Task statement:
All of the records listed below should be retyped exactly.

Records provided:
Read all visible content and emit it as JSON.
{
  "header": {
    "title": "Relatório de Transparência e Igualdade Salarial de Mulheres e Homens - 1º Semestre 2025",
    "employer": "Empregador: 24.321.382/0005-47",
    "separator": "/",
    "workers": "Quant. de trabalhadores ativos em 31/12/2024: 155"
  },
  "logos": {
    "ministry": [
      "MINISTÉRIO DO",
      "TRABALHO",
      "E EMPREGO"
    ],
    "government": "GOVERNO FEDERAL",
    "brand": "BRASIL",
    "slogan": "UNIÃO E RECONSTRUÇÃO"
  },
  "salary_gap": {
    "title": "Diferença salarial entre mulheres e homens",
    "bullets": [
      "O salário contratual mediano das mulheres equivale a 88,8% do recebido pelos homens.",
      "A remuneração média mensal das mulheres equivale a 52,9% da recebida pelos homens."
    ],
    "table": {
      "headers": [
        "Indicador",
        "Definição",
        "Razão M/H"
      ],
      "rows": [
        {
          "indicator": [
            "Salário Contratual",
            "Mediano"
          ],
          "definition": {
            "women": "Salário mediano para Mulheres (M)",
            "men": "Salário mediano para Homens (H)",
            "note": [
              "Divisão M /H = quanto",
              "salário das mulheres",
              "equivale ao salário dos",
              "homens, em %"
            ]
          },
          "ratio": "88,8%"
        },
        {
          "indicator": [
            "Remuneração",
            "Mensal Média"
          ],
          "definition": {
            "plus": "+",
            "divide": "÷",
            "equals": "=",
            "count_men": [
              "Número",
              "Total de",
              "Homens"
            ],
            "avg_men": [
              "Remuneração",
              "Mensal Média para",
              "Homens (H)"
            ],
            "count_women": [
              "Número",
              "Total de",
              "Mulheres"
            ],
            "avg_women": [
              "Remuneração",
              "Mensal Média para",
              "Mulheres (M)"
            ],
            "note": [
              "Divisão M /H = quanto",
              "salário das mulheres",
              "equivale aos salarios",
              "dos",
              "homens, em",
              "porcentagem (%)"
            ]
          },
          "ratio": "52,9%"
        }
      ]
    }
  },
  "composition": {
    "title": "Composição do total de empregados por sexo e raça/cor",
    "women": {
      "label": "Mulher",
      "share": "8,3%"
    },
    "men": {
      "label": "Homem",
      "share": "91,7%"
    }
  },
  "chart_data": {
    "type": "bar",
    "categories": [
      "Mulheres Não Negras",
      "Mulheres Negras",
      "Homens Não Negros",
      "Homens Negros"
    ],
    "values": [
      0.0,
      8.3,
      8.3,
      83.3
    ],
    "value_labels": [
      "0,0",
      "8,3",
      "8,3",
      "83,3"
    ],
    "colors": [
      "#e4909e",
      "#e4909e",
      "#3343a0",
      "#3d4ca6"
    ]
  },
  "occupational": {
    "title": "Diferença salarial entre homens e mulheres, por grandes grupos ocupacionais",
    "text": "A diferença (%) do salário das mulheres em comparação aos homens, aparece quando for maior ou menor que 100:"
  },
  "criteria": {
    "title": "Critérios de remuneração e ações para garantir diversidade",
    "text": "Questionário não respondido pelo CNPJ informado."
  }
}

Task solution:
Read all visible content and emit it as JSON.
{
  "header": {
    "title": "Relatório de Transparência e Igualdade Salarial de Mulheres e Homens - 1º Semestre 2025",
    "employer": "Empregador: 24.321.382/0005-47",
    "separator": "/",
    "workers": "Quant. de trabalhadores ativos em 31/12/2024: 155"
  },
  "logos": {
    "ministry": [
      "MINISTÉRIO DO",
      "TRABALHO",
      "E EMPREGO"
    ],
    "government": "GOVERNO FEDERAL",
    "brand": "BRASIL",
    "slogan": "UNIÃO E RECONSTRUÇÃO"
  },
  "salary_gap": {
    "title": "Diferença salarial entre mulheres e homens",
    "bullets": [
      "O salário contratual mediano das mulheres equivale a 88,8% do recebido pelos homens.",
      "A remuneração média mensal das mulheres equivale a 52,9% da recebida pelos homens."
    ],
    "table": {
      "headers": [
        "Indicador",
        "Definição",
        "Razão M/H"
      ],
      "rows": [
        {
          "indicator": [
            "Salário Contratual",
            "Mediano"
          ],
          "definition": {
            "women": "Salário mediano para Mulheres (M)",
            "men": "Salário mediano para Homens (H)",
            "note": [
              "Divisão M /H = quanto",
              "salário das mulheres",
              "equivale ao salário dos",
              "homens, em %"
            ]
          },
          "ratio": "88,8%"
        },
        {
          "indicator": [
            "Remuneração",
            "Mensal Média"
          ],
          "definition": {
            "plus": "+",
            "divide": "÷",
            "equals": "=",
            "count_men": [
              "Número",
              "Total de",
              "Homens"
            ],
            "avg_men": [
              "Remuneração",
              "Mensal Média para",
              "Homens (H)"
            ],
            "count_women": [
              "Número",
              "Total de",
              "Mulheres"
            ],
            "avg_women": [
              "Remuneração",
              "Mensal Média para",
              "Mulheres (M)"
            ],
            "note": [
              "Divisão M /H = quanto",
              "salário das mulheres",
              "equivale aos salarios",
              "dos",
              "homens, em",
              "porcentagem (%)"
            ]
          },
          "ratio": "52,9%"
        }
      ]
    }
  },
  "composition": {
    "title": "Composição do total de empregados por sexo e raça/cor",
    "women": {
      "label": "Mulher",
      "share": "8,3%"
    },
    "men": {
      "label": "Homem",
      "share": "91,7%"
    }
  },
  "chart_data": {
    "type": "bar",
    "categories": [
      "Mulheres Não Negras",
      "Mulheres Negras",
      "Homens Não Negros",
      "Homens Negros"
    ],
    "values": [
      0.0,
      8.3,
      8.3,
      83.3
    ],
    "value_labels": [
      "0,0",
      "8,3",
      "8,3",
      "83,3"
    ],
    "colors": [
      "#e4909e",
      "#e4909e",
      "#3343a0",
      "#3d4ca6"
    ]
  },
  "occupational": {
    "title": "Diferença salarial entre homens e mulheres, por grandes grupos ocupacionais",
    "text": "A diferença (%) do salário das mulheres em comparação aos homens, aparece quando for maior ou menor que 100:"
  },
  "criteria": {
    "title": "Critérios de remuneração e ações para garantir diversidade",
    "text": "Questionário não respondido pelo CNPJ informado."
  }
}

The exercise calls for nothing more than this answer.